** begin Stored data **
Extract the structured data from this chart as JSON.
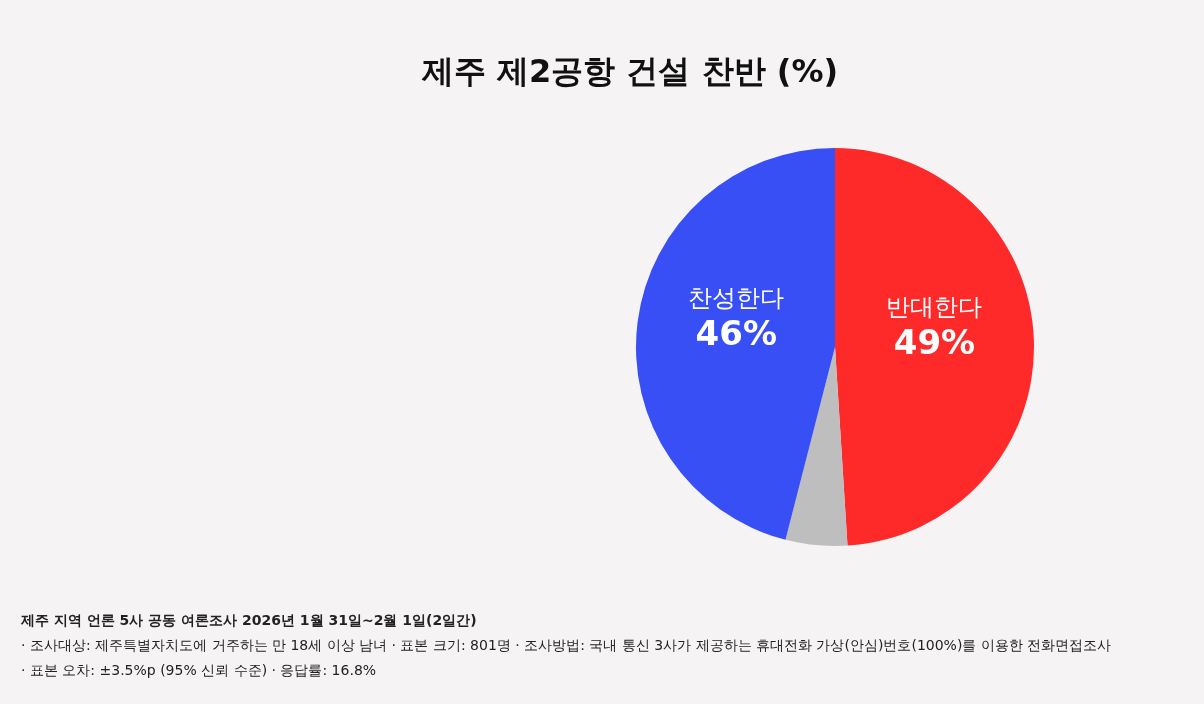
{
  "chart_data": {
    "type": "pie",
    "title": "제주 제2공항 건설 찬반 (%)",
    "categories": [
      "반대한다",
      null,
      "찬성한다"
    ],
    "values": [
      49,
      5,
      46
    ],
    "colors": [
      "#fe2a2a",
      "#bebebe",
      "#374ff5"
    ],
    "value_labels": [
      "49%",
      null,
      "46%"
    ],
    "annotations": [
      "제주 지역 언론 5사 공동 여론조사  2026년 1월 31일~2월 1일(2일간)",
      "· 조사대상: 제주특별자치도에 거주하는 만 18세 이상 남녀 · 표본 크기: 801명 · 조사방법: 국내 통신 3사가 제공하는 휴대전화 가상(안심)번호(100%)를 이용한 전화면접조사",
      "· 표본 오차: ±3.5%p (95% 신뢰 수준) · 응답률: 16.8%"
    ]
  }
}
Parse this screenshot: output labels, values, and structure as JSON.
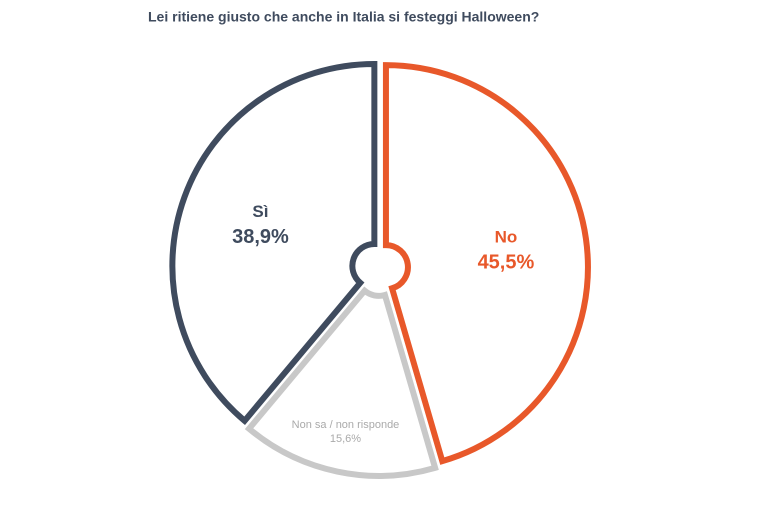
{
  "chart_data": {
    "type": "pie",
    "title": "Lei ritiene giusto che anche in Italia si festeggi Halloween?",
    "categories": [
      "No",
      "Non sa / non risponde",
      "Sì"
    ],
    "values": [
      45.5,
      15.6,
      38.9
    ],
    "value_labels": [
      "45,5%",
      "15,6%",
      "38,9%"
    ],
    "colors": [
      "#e8582a",
      "#c8c8c8",
      "#3f4b5e"
    ]
  }
}
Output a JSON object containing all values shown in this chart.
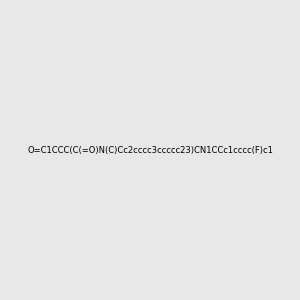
{
  "smiles": "O=C1CCC(C(=O)N(C)Cc2cccc3ccccc23)CN1CCc1cccc(F)c1",
  "image_size": 300,
  "background_color": "#e8e8e8",
  "bond_color": "#2d6b5e",
  "atom_colors": {
    "N": "#2020dd",
    "O": "#dd2020",
    "F": "#cc00cc"
  },
  "title": ""
}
** end Stored data **
Using the records above, extract exactly and only the lines from the one with "Parse this screenshot: output" through the final line, inclusive, leaving out pictures.

Parse this screenshot: output labels, values, and structure as JSON.
{
  "chart_data": {
    "type": "pie",
    "title": "Lei ritiene giusto che anche in Italia si festeggi Halloween?",
    "categories": [
      "No",
      "Non sa / non risponde",
      "Sì"
    ],
    "values": [
      45.5,
      15.6,
      38.9
    ],
    "value_labels": [
      "45,5%",
      "15,6%",
      "38,9%"
    ],
    "colors": [
      "#e8582a",
      "#c8c8c8",
      "#3f4b5e"
    ]
  }
}
Output a JSON object containing all values shown in this chart.
{
  "smiles": "O=C1CCC(C(=O)N(C)Cc2cccc3ccccc23)CN1CCc1cccc(F)c1",
  "image_size": 300,
  "background_color": "#e8e8e8",
  "bond_color": "#2d6b5e",
  "atom_colors": {
    "N": "#2020dd",
    "O": "#dd2020",
    "F": "#cc00cc"
  },
  "title": ""
}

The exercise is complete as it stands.